* _Exercise brief_: Translate this sentence from the passage on wastewater drug testing into Spanish: "Even so, the real question is how this wastewater data is used."
Document extract START
A study in the scientific journal Addiction found there were no major ethical concerns raised when monitoring large populations’ wastewater. However, the paper’s authors did say it was necessary “to minimize possible adverse consequences in studying smaller populations, such as workers, prisoners and students.”
In other words, it’s not exactly ethical to drug test all the port-a-potties at Electric Daisy Carnival, for instance—although, this type of research is not unheard of. In 2009, a researcher analyzed wastewater at a prison in Catalonia, finding drug use was much lower compared to a nearby town. Thankfully, the prison wasn’t revealed, as that may have encouraged strict policy responses, such as restricting visitor access to reduce smuggling, a form of collective punishment.
Perhaps that’s why a few US cities, out of fear of developing the wrong reputation or attracting unwanted attention, have declined to allow wastewater sampling. If your town gets painted as the meth capitol of the county, what kind of message does that send? Analyzing the waste of poor communities could potentially perpetuate a cycle of stigma. And finally, does this research endanger individual privacy?
The ability to work upstream to find individual drug users is available to law enforcement, if they choose—for now, such a narrow focus is too costly to be worth it, not to mention, as Burgard et al. note, the “feasibility issues of thousands of point source samplers and … the legal status of sewage is unclear, including who owns it.”
In other words, installing drug monitoring filters in everyone’s pipeline isn’t worth the investment—so don’t flush your stash just yet—but that isn’t to say a future in which halfway houses or sole individuals on probation are screened is out of the question, especially as wastewater analysis becomes more routine.
In the meantime, it has been suggested police use wastewater data to “guide decisions at strategic and/or operational levels” or “assess the market share held by criminal groups.”
“The law enforcement community has capacity to do this type of work, if they wanted to, [but] that’s not what we’re doing. And we’re not intersecting with that stakeholder group on this work,” Banta-Green explained, adding that also depends on if researchers are willing to work with law enforcement in the first place. Sometimes scientists decide that they don’t want to give any more information to the police.
Even so, the real question is how this wastewater data is used. In their research, Burgard et al. defined the issue succinctly: “Perhaps the issue of ethics will come down to whether sewage-based data is used for understanding drug epidemiological trends or for handing out punishment.”
Document extract END
Available data START
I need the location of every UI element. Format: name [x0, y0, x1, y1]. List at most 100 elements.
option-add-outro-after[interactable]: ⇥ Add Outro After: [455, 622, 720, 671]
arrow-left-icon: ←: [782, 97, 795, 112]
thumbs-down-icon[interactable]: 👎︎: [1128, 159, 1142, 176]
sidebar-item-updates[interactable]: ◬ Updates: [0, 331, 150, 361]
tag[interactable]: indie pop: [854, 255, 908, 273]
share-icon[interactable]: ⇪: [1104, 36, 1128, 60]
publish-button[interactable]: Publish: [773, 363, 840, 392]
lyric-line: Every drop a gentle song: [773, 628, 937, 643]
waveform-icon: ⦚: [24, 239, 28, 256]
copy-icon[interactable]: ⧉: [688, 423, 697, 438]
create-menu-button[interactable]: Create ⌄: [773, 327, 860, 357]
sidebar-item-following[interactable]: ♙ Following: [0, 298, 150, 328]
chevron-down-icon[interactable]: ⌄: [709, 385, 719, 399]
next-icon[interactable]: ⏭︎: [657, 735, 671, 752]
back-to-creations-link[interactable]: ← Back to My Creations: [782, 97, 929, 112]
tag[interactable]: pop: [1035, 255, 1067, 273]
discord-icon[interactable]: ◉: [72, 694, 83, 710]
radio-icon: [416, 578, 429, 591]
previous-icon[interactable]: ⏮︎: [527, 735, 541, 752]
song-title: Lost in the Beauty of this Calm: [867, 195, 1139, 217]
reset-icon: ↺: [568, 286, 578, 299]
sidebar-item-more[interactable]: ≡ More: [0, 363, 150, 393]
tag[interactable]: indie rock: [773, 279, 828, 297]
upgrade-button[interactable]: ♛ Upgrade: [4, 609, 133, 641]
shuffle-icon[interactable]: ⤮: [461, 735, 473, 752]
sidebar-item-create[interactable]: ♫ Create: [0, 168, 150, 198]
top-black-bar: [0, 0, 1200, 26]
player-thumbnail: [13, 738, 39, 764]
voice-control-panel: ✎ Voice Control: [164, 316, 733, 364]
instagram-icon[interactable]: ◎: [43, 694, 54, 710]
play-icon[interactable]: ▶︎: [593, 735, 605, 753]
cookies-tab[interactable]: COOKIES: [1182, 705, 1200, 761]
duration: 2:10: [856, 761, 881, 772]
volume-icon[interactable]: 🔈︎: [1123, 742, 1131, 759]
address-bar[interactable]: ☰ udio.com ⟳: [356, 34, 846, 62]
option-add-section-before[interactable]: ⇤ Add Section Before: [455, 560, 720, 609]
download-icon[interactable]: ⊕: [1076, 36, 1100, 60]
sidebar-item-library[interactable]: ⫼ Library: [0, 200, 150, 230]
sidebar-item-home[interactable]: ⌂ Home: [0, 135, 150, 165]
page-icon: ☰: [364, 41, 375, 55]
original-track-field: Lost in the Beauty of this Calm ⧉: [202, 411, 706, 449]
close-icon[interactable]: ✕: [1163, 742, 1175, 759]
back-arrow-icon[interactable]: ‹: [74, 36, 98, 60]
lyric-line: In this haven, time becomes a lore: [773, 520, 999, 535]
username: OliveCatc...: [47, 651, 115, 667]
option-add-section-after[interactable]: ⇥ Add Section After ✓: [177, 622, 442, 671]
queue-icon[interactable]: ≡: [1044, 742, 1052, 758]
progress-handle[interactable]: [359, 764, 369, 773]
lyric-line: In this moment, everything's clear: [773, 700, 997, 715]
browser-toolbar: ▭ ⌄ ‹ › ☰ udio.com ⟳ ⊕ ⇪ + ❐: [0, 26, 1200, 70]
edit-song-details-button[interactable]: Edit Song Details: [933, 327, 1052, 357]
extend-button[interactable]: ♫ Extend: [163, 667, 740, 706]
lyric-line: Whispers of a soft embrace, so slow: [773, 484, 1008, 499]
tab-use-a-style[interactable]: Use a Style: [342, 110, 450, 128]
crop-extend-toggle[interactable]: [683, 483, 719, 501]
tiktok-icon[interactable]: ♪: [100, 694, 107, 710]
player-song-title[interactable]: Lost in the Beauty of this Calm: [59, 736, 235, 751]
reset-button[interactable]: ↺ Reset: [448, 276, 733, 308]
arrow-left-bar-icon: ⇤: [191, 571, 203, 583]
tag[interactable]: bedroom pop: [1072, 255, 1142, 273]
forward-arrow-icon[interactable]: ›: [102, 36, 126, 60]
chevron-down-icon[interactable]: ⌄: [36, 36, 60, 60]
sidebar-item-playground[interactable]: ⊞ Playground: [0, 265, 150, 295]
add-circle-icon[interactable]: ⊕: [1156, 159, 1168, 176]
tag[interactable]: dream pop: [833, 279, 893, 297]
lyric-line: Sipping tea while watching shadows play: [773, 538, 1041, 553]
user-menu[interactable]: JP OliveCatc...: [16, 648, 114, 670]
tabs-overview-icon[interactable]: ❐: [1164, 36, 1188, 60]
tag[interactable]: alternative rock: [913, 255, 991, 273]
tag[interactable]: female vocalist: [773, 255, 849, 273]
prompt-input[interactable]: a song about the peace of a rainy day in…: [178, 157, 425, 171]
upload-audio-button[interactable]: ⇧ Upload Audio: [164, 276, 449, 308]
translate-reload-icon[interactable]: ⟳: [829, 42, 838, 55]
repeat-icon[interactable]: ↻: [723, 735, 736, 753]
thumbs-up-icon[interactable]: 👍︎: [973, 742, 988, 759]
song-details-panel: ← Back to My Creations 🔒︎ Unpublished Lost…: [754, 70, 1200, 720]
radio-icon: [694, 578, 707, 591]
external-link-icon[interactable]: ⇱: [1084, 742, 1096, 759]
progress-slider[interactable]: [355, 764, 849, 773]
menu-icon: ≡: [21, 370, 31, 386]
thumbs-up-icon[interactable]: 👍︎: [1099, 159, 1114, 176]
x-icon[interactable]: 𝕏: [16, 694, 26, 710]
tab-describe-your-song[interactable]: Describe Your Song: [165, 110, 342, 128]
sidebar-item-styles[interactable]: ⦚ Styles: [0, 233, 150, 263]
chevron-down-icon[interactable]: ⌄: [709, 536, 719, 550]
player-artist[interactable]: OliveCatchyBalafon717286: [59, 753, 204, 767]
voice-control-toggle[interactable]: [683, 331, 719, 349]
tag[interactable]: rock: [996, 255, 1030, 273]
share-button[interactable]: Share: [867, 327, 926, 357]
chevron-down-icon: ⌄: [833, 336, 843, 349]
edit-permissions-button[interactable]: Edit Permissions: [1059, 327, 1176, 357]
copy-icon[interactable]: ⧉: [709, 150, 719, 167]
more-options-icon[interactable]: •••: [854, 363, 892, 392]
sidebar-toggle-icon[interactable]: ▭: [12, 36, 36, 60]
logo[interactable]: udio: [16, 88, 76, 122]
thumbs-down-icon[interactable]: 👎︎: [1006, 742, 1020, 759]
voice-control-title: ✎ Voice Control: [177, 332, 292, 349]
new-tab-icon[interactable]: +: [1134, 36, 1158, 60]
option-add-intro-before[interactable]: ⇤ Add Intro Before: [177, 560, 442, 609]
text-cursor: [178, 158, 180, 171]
Available data END
* _Exercise answer_: Aun así, la verdadera pregunta es cómo se utilizan estos datos de aguas residuales.